**Extracted data**:
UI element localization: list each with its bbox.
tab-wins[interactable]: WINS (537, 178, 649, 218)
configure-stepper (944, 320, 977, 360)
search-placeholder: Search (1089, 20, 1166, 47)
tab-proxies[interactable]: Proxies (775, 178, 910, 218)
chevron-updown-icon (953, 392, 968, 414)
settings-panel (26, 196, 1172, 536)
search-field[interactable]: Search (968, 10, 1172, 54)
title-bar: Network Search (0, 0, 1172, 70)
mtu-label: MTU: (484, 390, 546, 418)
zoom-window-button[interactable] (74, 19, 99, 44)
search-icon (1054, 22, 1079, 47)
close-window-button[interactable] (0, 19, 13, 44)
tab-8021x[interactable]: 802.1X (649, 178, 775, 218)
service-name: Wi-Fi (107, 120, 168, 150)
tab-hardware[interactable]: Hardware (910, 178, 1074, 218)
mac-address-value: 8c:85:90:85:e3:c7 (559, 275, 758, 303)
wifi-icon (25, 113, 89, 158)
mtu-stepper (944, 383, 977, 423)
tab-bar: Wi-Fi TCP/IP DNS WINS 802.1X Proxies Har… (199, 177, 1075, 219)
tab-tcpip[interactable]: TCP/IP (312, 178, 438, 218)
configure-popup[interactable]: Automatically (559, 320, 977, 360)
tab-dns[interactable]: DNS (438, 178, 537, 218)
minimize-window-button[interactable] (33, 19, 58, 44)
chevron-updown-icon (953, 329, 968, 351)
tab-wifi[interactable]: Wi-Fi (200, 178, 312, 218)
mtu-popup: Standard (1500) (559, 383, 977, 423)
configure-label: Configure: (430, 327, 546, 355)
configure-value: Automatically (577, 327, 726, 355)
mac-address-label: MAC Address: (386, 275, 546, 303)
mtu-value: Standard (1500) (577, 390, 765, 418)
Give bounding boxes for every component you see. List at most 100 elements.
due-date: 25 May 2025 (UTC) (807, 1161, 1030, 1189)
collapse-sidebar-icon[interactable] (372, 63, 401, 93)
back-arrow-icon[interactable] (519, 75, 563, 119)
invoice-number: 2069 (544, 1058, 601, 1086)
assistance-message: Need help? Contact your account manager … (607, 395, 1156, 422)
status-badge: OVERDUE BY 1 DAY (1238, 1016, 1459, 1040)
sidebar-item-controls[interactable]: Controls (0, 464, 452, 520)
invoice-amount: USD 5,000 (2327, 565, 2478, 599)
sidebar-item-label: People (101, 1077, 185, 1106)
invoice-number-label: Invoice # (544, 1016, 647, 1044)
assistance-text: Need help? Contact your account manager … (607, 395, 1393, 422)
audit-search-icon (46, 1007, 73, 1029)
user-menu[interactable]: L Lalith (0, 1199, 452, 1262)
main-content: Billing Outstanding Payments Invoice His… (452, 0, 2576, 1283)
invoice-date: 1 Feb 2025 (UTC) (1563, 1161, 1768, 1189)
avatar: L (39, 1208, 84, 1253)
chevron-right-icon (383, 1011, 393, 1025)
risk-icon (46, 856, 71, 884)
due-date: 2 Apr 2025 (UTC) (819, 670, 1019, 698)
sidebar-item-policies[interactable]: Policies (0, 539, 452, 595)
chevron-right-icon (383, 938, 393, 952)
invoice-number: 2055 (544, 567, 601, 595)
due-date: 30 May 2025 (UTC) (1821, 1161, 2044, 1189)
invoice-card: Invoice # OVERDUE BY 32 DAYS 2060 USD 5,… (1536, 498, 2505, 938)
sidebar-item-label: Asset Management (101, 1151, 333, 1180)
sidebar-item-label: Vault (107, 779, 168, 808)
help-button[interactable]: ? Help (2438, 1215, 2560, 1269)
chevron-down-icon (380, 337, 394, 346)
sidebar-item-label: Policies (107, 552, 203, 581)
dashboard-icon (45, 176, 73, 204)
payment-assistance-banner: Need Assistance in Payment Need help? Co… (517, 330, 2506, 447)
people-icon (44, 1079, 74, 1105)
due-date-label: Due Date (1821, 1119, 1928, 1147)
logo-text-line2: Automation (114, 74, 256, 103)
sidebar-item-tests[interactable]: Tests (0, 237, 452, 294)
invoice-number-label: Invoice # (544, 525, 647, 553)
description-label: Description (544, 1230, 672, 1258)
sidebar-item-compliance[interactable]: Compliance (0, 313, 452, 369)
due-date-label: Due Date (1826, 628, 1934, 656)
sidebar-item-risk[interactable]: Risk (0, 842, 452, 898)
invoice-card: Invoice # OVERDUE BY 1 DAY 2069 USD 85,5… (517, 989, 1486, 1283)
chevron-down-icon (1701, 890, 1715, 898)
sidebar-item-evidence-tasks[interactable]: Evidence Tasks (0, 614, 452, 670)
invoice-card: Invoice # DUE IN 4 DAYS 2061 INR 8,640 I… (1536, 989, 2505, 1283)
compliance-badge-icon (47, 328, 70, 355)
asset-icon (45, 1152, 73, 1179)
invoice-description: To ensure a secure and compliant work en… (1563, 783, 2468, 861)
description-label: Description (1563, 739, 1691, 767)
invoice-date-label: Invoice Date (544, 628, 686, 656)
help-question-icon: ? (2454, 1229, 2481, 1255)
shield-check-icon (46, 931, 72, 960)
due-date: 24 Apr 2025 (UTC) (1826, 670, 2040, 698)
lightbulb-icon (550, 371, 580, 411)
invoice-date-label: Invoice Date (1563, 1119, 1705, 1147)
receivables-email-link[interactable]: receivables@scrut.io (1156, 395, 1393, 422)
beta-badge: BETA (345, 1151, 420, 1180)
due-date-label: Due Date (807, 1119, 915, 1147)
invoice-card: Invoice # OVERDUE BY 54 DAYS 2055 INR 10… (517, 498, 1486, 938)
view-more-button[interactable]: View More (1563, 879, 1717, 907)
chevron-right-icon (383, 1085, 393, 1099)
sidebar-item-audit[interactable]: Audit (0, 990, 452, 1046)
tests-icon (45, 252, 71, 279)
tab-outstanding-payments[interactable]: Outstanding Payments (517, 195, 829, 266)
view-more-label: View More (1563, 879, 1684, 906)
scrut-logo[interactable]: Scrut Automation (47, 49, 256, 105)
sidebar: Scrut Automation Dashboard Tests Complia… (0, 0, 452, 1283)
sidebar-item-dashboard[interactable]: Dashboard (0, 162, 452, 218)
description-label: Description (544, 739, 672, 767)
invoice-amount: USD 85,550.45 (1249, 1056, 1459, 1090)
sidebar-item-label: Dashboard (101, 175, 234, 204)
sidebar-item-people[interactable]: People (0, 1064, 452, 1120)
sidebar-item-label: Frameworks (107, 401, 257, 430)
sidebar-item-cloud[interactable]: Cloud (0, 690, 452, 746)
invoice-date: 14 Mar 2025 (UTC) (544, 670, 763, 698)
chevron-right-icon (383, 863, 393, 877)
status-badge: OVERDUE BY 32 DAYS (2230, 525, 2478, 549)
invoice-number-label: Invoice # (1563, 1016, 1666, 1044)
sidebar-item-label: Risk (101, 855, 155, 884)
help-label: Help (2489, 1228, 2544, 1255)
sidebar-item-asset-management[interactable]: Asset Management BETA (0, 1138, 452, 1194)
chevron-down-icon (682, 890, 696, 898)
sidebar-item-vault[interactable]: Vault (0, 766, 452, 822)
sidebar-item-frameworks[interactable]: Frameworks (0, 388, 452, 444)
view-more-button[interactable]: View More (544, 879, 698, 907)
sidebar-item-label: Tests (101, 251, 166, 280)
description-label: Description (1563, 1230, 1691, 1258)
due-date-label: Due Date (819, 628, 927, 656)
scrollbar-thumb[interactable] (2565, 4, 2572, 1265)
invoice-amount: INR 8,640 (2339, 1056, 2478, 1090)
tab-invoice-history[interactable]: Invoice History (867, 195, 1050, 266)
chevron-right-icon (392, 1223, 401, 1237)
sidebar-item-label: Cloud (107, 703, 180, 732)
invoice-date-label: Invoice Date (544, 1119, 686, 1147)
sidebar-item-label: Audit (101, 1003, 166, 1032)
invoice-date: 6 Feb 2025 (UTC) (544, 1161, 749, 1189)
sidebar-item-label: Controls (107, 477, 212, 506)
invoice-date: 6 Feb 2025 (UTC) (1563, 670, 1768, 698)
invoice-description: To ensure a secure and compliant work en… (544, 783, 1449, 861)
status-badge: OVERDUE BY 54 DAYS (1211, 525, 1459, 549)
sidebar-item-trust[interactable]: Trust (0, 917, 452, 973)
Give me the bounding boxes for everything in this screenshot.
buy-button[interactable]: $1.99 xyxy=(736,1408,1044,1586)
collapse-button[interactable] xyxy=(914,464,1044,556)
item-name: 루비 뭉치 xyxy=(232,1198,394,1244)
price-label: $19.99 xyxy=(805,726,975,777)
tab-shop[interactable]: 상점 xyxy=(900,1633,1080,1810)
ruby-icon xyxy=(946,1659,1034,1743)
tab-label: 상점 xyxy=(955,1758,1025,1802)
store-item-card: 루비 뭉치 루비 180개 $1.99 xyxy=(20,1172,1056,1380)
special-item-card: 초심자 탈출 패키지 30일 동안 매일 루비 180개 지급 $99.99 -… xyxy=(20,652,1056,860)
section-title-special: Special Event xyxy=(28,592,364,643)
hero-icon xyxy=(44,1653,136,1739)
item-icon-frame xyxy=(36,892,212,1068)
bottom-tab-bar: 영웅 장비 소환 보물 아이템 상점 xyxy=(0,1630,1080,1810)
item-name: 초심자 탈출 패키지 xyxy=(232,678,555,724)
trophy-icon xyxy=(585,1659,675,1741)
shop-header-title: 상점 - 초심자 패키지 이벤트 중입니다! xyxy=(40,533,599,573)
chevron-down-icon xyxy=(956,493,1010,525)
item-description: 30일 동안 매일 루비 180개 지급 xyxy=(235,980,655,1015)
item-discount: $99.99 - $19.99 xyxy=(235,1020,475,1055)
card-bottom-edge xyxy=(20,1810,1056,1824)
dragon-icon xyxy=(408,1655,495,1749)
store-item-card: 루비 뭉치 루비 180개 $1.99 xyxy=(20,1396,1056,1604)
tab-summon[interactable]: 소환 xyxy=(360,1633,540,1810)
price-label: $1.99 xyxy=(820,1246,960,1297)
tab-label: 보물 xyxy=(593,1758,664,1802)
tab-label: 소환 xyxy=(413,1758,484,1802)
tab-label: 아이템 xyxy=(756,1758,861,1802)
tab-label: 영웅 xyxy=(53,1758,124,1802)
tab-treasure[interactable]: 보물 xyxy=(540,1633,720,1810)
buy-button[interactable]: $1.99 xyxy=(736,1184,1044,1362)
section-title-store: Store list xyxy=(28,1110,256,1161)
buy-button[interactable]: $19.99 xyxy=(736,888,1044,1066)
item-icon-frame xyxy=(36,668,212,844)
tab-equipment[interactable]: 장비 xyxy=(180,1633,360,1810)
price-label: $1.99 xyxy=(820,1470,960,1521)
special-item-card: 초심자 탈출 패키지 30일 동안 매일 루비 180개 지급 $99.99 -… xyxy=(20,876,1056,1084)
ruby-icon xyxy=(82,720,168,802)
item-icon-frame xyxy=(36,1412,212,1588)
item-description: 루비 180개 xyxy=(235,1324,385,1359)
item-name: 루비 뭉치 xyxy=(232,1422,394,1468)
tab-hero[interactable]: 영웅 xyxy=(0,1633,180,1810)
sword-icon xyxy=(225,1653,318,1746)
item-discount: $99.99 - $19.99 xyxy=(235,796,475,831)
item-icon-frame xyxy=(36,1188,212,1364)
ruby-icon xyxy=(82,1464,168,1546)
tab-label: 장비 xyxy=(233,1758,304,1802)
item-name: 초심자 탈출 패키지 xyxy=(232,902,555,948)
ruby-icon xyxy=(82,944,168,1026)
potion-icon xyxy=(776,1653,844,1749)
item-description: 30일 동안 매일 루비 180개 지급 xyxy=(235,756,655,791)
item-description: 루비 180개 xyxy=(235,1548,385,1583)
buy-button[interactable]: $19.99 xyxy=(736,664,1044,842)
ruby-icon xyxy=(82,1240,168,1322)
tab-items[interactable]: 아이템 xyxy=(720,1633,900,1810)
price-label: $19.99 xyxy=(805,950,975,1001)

**Task brief**:
Render the entries, from the first line through the line containing "sidebar-item-label: People (101, 1077, 185, 1106)", as a Markdown table with the columns No. and Entry text, numbering each row and skipping blank lines.

**Full response**:
| No. | Entry text |
|---|---|
| 1 | UI element localization: list each with its bbox. |
| 2 | tab-wins[interactable]: WINS (537, 178, 649, 218) |
| 3 | configure-stepper (944, 320, 977, 360) |
| 4 | search-placeholder: Search (1089, 20, 1166, 47) |
| 5 | tab-proxies[interactable]: Proxies (775, 178, 910, 218) |
| 6 | chevron-updown-icon (953, 392, 968, 414) |
| 7 | settings-panel (26, 196, 1172, 536) |
| 8 | search-field[interactable]: Search (968, 10, 1172, 54) |
| 9 | title-bar: Network Search (0, 0, 1172, 70) |
| 10 | mtu-label: MTU: (484, 390, 546, 418) |
| 11 | zoom-window-button[interactable] (74, 19, 99, 44) |
| 12 | search-icon (1054, 22, 1079, 47) |
| 13 | close-window-button[interactable] (0, 19, 13, 44) |
| 14 | tab-8021x[interactable]: 802.1X (649, 178, 775, 218) |
| 15 | service-name: Wi-Fi (107, 120, 168, 150) |
| 16 | tab-hardware[interactable]: Hardware (910, 178, 1074, 218) |
| 17 | mac-address-value: 8c:85:90:85:e3:c7 (559, 275, 758, 303) |
| 18 | wifi-icon (25, 113, 89, 158) |
| 19 | mtu-stepper (944, 383, 977, 423) |
| 20 | tab-bar: Wi-Fi TCP/IP DNS WINS 802.1X Proxies Har… (199, 177, 1075, 219) |
| 21 | tab-tcpip[interactable]: TCP/IP (312, 178, 438, 218) |
| 22 | configure-popup[interactable]: Automatically (559, 320, 977, 360) |
| 23 | tab-dns[interactable]: DNS (438, 178, 537, 218) |
| 24 | minimize-window-button[interactable] (33, 19, 58, 44) |
| 25 | chevron-updown-icon (953, 329, 968, 351) |
| 26 | tab-wifi[interactable]: Wi-Fi (200, 178, 312, 218) |
| 27 | mtu-popup: Standard (1500) (559, 383, 977, 423) |
| 28 | configure-label: Configure: (430, 327, 546, 355) |
| 29 | configure-value: Automatically (577, 327, 726, 355) |
| 30 | mac-address-label: MAC Address: (386, 275, 546, 303) |
| 31 | mtu-value: Standard (1500) (577, 390, 765, 418) |
| 32 | Give bounding boxes for every component you see. List at most 100 elements. |
| 33 | due-date: 25 May 2025 (UTC) (807, 1161, 1030, 1189) |
| 34 | collapse-sidebar-icon[interactable] (372, 63, 401, 93) |
| 35 | back-arrow-icon[interactable] (519, 75, 563, 119) |
| 36 | invoice-number: 2069 (544, 1058, 601, 1086) |
| 37 | assistance-message: Need help? Contact your account manager … (607, 395, 1156, 422) |
| 38 | status-badge: OVERDUE BY 1 DAY (1238, 1016, 1459, 1040) |
| 39 | sidebar-item-controls[interactable]: Controls (0, 464, 452, 520) |
| 40 | invoice-amount: USD 5,000 (2327, 565, 2478, 599) |
| 41 | sidebar-item-label: People (101, 1077, 185, 1106) |